Want Want China Times Media Group (旺旺中時集團) founder Tsai Eng-meng (蔡衍明) yesterday told an administrative hearing that he does not interfere in the daily operations of CTi News, and that he had come to the meeting to defend the dignity and the survival of the people working at the news channel.
The hearing was organized by the National Communications Commission (NCC) as part of its review of the news channel’s application to renew its operating license, which is set to expire at the end of this year.
During the eight-and-a-half-hour hearing that began at 9:30am, Tsai, also the chairman of San Want Holding Ltd (神旺投資), which owns 75 percent of CTi News, did not speak until he was called to answer questions from NCC commissioners Wang Wei-ching (王維菁) and Lin Lih-yun (林麗雲) at about 1pm.
Photo: CNA
Asked how he communicated with the media group’s management while ensuring that they carry out his ideals of “truth and reason, and an authentic love for Taiwan,” Tsai said he only visits the offices of CTi News and the Chinese-language China Times two or three times a year to join company employees in praying to the gods during Ghost Festival and other events.
He denied that he was there to instruct them how to write news reports, adding that management did not always listen to him anyway.
Tsai said that many people tried to dissuade him from attending the hearing after he was targeted in a hearing on Want Want China Times’ bid to acquire China Network Systems (中嘉網路), the nation’s second-largest multiple systems operator, in 2012.
Photo: CNA
Unlike the public hearing in 2012, where he looked impatient and irritated at times when answering questions from NCC commissioners, Tsai appeared more amicable yesterday and even apologized to the commissioners if what he said had offended them.
Asked about the subsidies that Want Want China Holdings Ltd (中國旺旺控股), of which he is chairman, received from the Chinese government in the past 11 years, Tsai said they were available to all companies in China, including those from the US and Japan.
Want Want China Holdings is a publicly traded firm in Hong Kong, and subsidies were not granted to him alone, he said.
Tsai said Want Want China Times is his personal investment, but he has been repeatedly and unjustifiably humiliated for it in the past 10 years.
“I grew up in Taiwan and built a business in China. Both are my hometown. All I hoped for is be a platform for cross-strait communication,” he said, adding that he wondered what he had done to make people think he had betrayed Taiwan.
Tsai said he was saddened to learn that China Times’ reporters are despised by their peers because many young people think badly of him.
All he wants is for people in Taiwan to live a good life, he said.
Tsai’s attorney, Fang Po-hsun (方伯勳), raised procedural issues several times during the hearing and asked to question NCC officials, expert witnesses and CTi News’ ombudsman.
NCC Commissioner Hsiao Chi-hung (蕭祈宏) only agreed to extend the time for his opening presentation from 25 minutes to 30 minutes, and allowed him access to expert witnesses’ reports and to question them and the ombudsman, but denied his other requests.
Fang said that CTi News secured a passing grade in the review of its performance from 2014 to 2017.

## STORED DATA
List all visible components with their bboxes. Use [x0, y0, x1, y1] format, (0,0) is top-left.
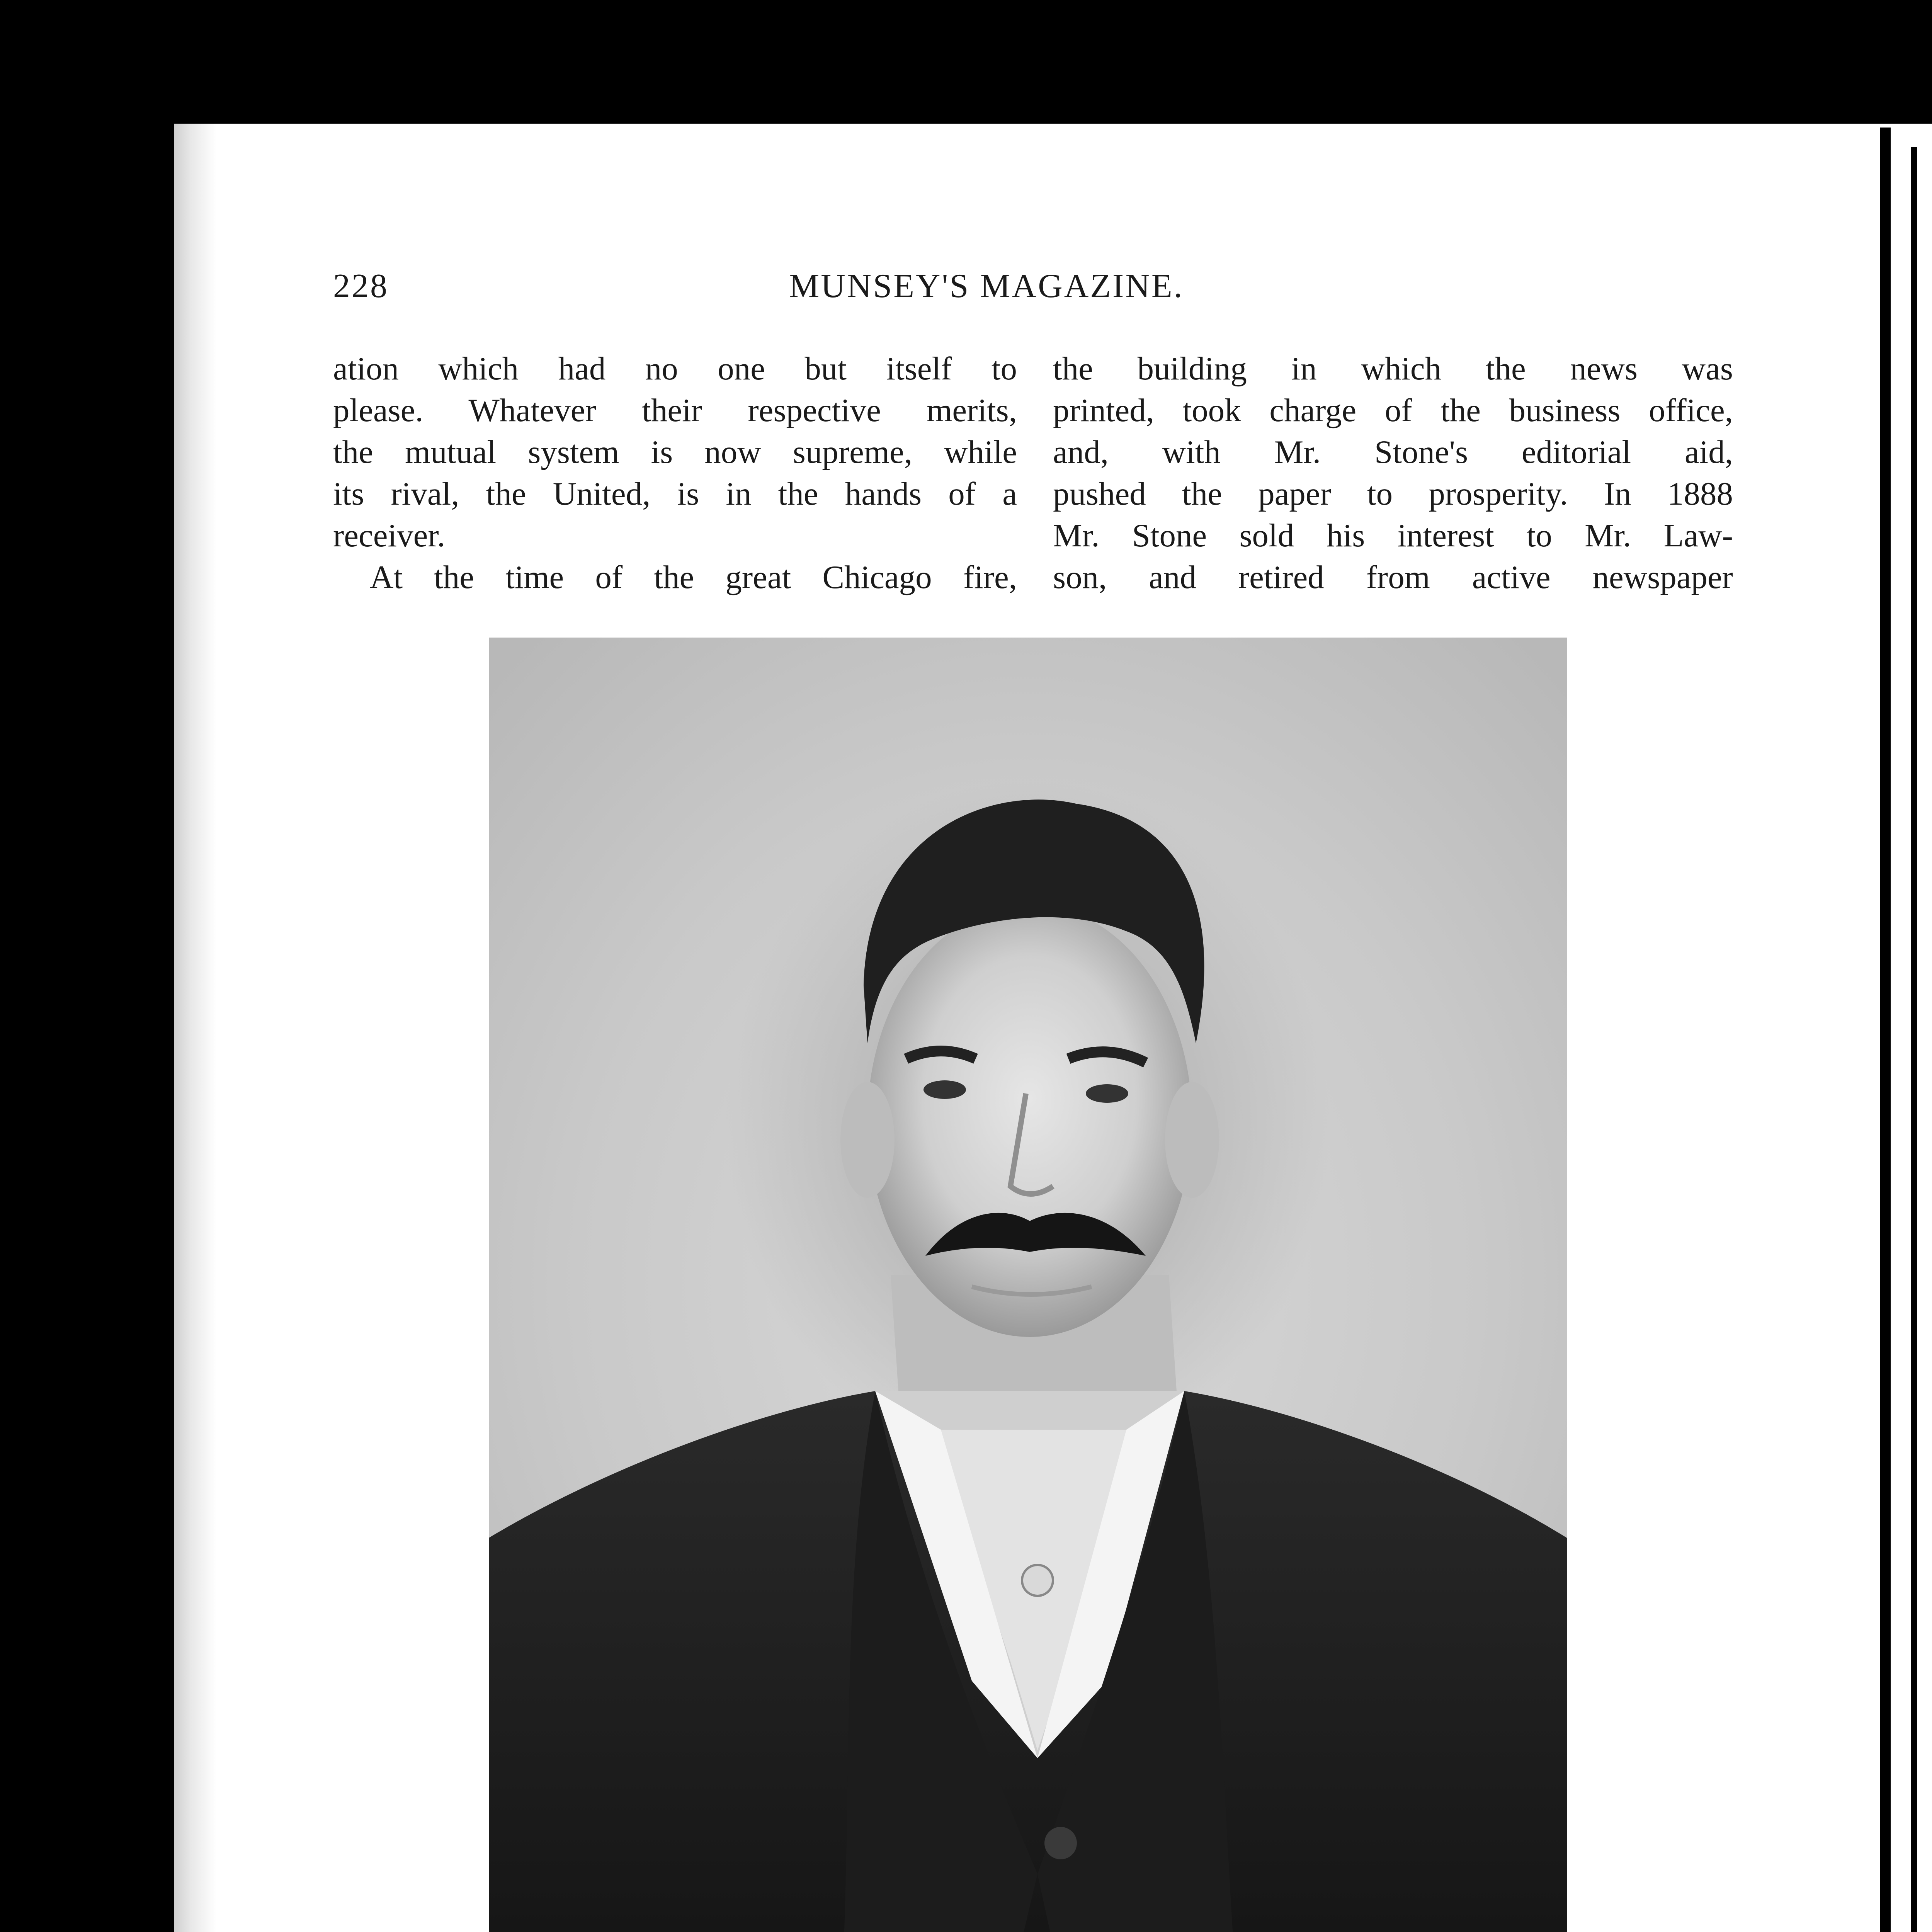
text-line: and, with Mr. Stone's editorial aid,: [1053, 434, 1733, 470]
text-line: Mr. Stone sold his interest to Mr. Law-: [1053, 517, 1733, 554]
binding-gutter: [1880, 128, 1891, 1932]
top-right-column: [1053, 348, 1733, 598]
text-line: son, and retired from active newspaper: [1053, 559, 1733, 595]
text-line: the mutual system is now supreme, while: [333, 434, 1017, 470]
text-line: the building in which the news was: [1053, 350, 1733, 387]
page-edge-shadow: [174, 124, 216, 1932]
text-line: its rival, the United, is in the hands of a: [333, 476, 1017, 512]
top-left-column: [333, 348, 1017, 598]
facing-page-border: [1911, 147, 1917, 1932]
text-line: pushed the paper to prosperity. In 1888: [1053, 476, 1733, 512]
running-header: [333, 267, 1736, 309]
text-line: At the time of the great Chicago fire,: [370, 559, 1017, 595]
text-line: receiver.: [333, 517, 446, 554]
page-number: 228: [333, 267, 389, 305]
magazine-title: MUNSEY'S MAGAZINE.: [789, 267, 1184, 305]
portrait-illustration: [489, 638, 1567, 1932]
text-line: ation which had no one but itself to: [333, 350, 1017, 387]
text-line: printed, took charge of the business office,: [1053, 392, 1733, 429]
portrait-photograph: [489, 638, 1567, 1932]
text-line: please. Whatever their respective merits,: [333, 392, 1017, 429]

## DESCRIPTION OF THE TASK
Do these statements agree with the article on the CTi News license hearing? 1. Tsai spoke shortly after the hearing opened at 9:30am. 2. San Want Holding Ltd owns 75 percent of CTi News. 3. Hsiao Chi-hung granted every request from Tsai's attorney. Answer yes or no for each, and quote the words of the article that decide it. The listing above comes from a separate source, not from the article.

## SOLUTION BELOW
1. No: "did not speak until he was called to answer questions from NCC commissioners Wang Wei-ching (王維菁) and Lin Lih-yun (林麗雲) at about 1pm"
2. Yes: "which owns 75 percent of CTi News"
3. No: "but denied his other requests"